Data excerpts -
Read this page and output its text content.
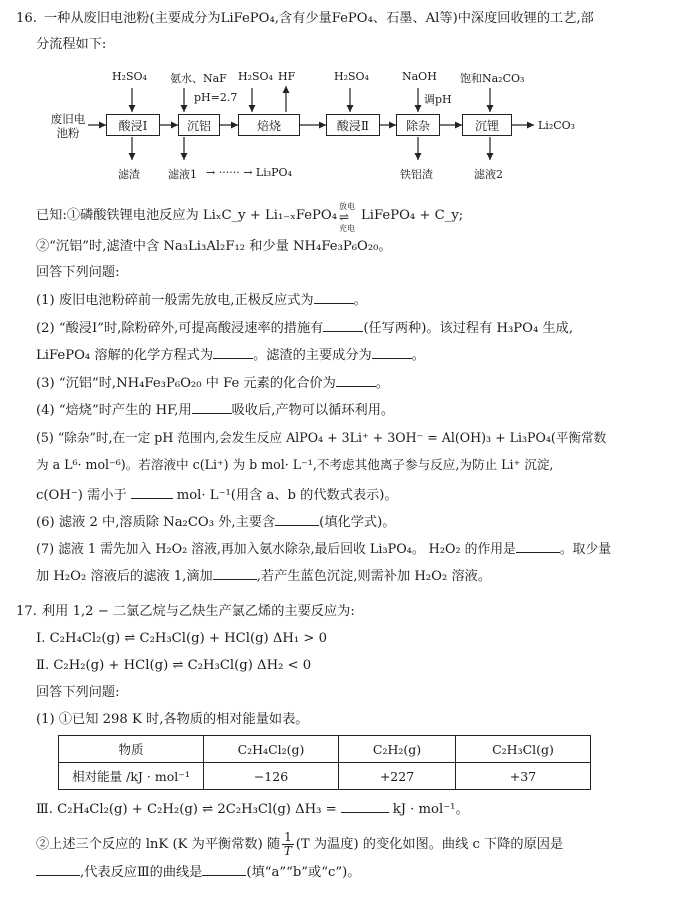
16. 一种从废旧电池粉(主要成分为LiFePO₄,含有少量FePO₄、石墨、Al等)中深度回收锂的工艺,部
分流程如下:
废旧电池粉	酸浸Ⅰ	沉铝	焙烧	酸浸Ⅱ	除杂	沉锂
H₂SO₄ 氨水、NaF
pH=2.7
H₂SO₄ HF	H₂SO₄	NaOH
调pH
饱和Na₂CO₃
滤渣	滤液1 → ······ → Li₃PO₄	铁铝渣	滤液2
Li₂CO₃
已知:①磷酸铁锂电池反应为 LiₓC_y + Li₁₋ₓFePO₄
放电
⇌
充电
LiFePO₄ + C_y;
②“沉铝”时,滤渣中含 Na₃Li₃Al₂F₁₂ 和少量 NH₄Fe₃P₆O₂₀。
回答下列问题:
(1) 废旧电池粉碎前一般需先放电,正极反应式为	。
(2) “酸浸Ⅰ”时,除粉碎外,可提高酸浸速率的措施有	(任写两种)。该过程有 H₃PO₄ 生成,
LiFePO₄ 溶解的化学方程式为	。滤渣的主要成分为	。
(3) “沉铝”时,NH₄Fe₃P₆O₂₀ 中 Fe 元素的化合价为	。
(4) “焙烧”时产生的 HF,用	吸收后,产物可以循环利用。
(5) “除杂”时,在一定 pH 范围内,会发生反应 AlPO₄ + 3Li⁺ + 3OH⁻ = Al(OH)₃ + Li₃PO₄(平衡常数
为 a L⁶· mol⁻⁶)。若溶液中 c(Li⁺) 为 b mol· L⁻¹,不考虑其他离子参与反应,为防止 Li⁺ 沉淀,
c(OH⁻) 需小于	mol· L⁻¹(用含 a、b 的代数式表示)。
(6) 滤液 2 中,溶质除 Na₂CO₃ 外,主要含	(填化学式)。
(7) 滤液 1 需先加入 H₂O₂ 溶液,再加入氨水除杂,最后回收 Li₃PO₄。 H₂O₂ 的作用是	。取少量
加 H₂O₂ 溶液后的滤液 1,滴加	,若产生蓝色沉淀,则需补加 H₂O₂ 溶液。
17. 利用 1,2 − 二氯乙烷与乙炔生产氯乙烯的主要反应为:
Ⅰ. C₂H₄Cl₂(g) ⇌ C₂H₃Cl(g) + HCl(g) ΔH₁ > 0
Ⅱ. C₂H₂(g) + HCl(g) ⇌ C₂H₃Cl(g) ΔH₂ < 0
回答下列问题:
(1) ①已知 298 K 时,各物质的相对能量如表。
物质	C₂H₄Cl₂(g)	C₂H₂(g)	C₂H₃Cl(g)
相对能量 /kJ · mol⁻¹	−126	+227	+37
Ⅲ. C₂H₄Cl₂(g) + C₂H₂(g) ⇌ 2C₂H₃Cl(g) ΔH₃ =	kJ · mol⁻¹。
②上述三个反应的 lnK (K 为平衡常数) 随 $\frac{1}{T} (T$ 为温度) 的变化如图。曲线 c 下降的原因是
,代表反应Ⅲ的曲线是	(填“a”“b”或“c”)。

Short exercise - Using the records above, output their complete text exactly, minus any images.

Answer to the exercise -
Read this page and output its text content.
16. 一种从废旧电池粉(主要成分为LiFePO₄,含有少量FePO₄、石墨、Al等)中深度回收锂的工艺,部
分流程如下:
废旧电池粉	酸浸Ⅰ	沉铝	焙烧	酸浸Ⅱ	除杂	沉锂
H₂SO₄ 氨水、NaF
pH=2.7
H₂SO₄ HF	H₂SO₄	NaOH
调pH
饱和Na₂CO₃
滤渣	滤液1 → ······ → Li₃PO₄	铁铝渣	滤液2
Li₂CO₃
已知:①磷酸铁锂电池反应为 LiₓC_y + Li₁₋ₓFePO₄
放电
⇌
充电
LiFePO₄ + C_y;
②“沉铝”时,滤渣中含 Na₃Li₃Al₂F₁₂ 和少量 NH₄Fe₃P₆O₂₀。
回答下列问题:
(1) 废旧电池粉碎前一般需先放电,正极反应式为	。
(2) “酸浸Ⅰ”时,除粉碎外,可提高酸浸速率的措施有	(任写两种)。该过程有 H₃PO₄ 生成,
LiFePO₄ 溶解的化学方程式为	。滤渣的主要成分为	。
(3) “沉铝”时,NH₄Fe₃P₆O₂₀ 中 Fe 元素的化合价为	。
(4) “焙烧”时产生的 HF,用	吸收后,产物可以循环利用。
(5) “除杂”时,在一定 pH 范围内,会发生反应 AlPO₄ + 3Li⁺ + 3OH⁻ = Al(OH)₃ + Li₃PO₄(平衡常数
为 a L⁶· mol⁻⁶)。若溶液中 c(Li⁺) 为 b mol· L⁻¹,不考虑其他离子参与反应,为防止 Li⁺ 沉淀,
c(OH⁻) 需小于	mol· L⁻¹(用含 a、b 的代数式表示)。
(6) 滤液 2 中,溶质除 Na₂CO₃ 外,主要含	(填化学式)。
(7) 滤液 1 需先加入 H₂O₂ 溶液,再加入氨水除杂,最后回收 Li₃PO₄。 H₂O₂ 的作用是	。取少量
加 H₂O₂ 溶液后的滤液 1,滴加	,若产生蓝色沉淀,则需补加 H₂O₂ 溶液。
17. 利用 1,2 − 二氯乙烷与乙炔生产氯乙烯的主要反应为:
Ⅰ. C₂H₄Cl₂(g) ⇌ C₂H₃Cl(g) + HCl(g) ΔH₁ > 0
Ⅱ. C₂H₂(g) + HCl(g) ⇌ C₂H₃Cl(g) ΔH₂ < 0
回答下列问题:
(1) ①已知 298 K 时,各物质的相对能量如表。
物质	C₂H₄Cl₂(g)	C₂H₂(g)	C₂H₃Cl(g)
相对能量 /kJ · mol⁻¹	−126	+227	+37
Ⅲ. C₂H₄Cl₂(g) + C₂H₂(g) ⇌ 2C₂H₃Cl(g) ΔH₃ =	kJ · mol⁻¹。
②上述三个反应的 lnK (K 为平衡常数) 随 $\frac{1}{T} (T$ 为温度) 的变化如图。曲线 c 下降的原因是
,代表反应Ⅲ的曲线是	(填“a”“b”或“c”)。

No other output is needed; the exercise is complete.